**Problem to work on**
Repeat the records exactly. Every line must match.

+ + + + + + +

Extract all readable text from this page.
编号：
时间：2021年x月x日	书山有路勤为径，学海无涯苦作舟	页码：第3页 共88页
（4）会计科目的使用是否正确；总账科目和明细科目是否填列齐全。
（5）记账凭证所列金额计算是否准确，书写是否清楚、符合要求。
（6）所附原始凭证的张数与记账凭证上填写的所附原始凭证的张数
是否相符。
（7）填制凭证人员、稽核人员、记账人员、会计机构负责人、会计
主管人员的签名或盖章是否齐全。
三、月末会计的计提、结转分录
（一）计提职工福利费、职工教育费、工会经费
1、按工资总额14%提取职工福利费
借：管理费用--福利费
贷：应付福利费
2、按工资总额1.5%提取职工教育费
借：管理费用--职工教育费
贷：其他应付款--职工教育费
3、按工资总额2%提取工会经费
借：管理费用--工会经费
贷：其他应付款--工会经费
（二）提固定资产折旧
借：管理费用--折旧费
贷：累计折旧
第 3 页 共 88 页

+ + + + + + +

**Worked solution**
Extract all readable text from this page.
编号：
时间：2021年x月x日	书山有路勤为径，学海无涯苦作舟	页码：第3页 共88页
（4）会计科目的使用是否正确；总账科目和明细科目是否填列齐全。
（5）记账凭证所列金额计算是否准确，书写是否清楚、符合要求。
（6）所附原始凭证的张数与记账凭证上填写的所附原始凭证的张数
是否相符。
（7）填制凭证人员、稽核人员、记账人员、会计机构负责人、会计
主管人员的签名或盖章是否齐全。
三、月末会计的计提、结转分录
（一）计提职工福利费、职工教育费、工会经费
1、按工资总额14%提取职工福利费
借：管理费用--福利费
贷：应付福利费
2、按工资总额1.5%提取职工教育费
借：管理费用--职工教育费
贷：其他应付款--职工教育费
3、按工资总额2%提取工会经费
借：管理费用--工会经费
贷：其他应付款--工会经费
（二）提固定资产折旧
借：管理费用--折旧费
贷：累计折旧
第 3 页 共 88 页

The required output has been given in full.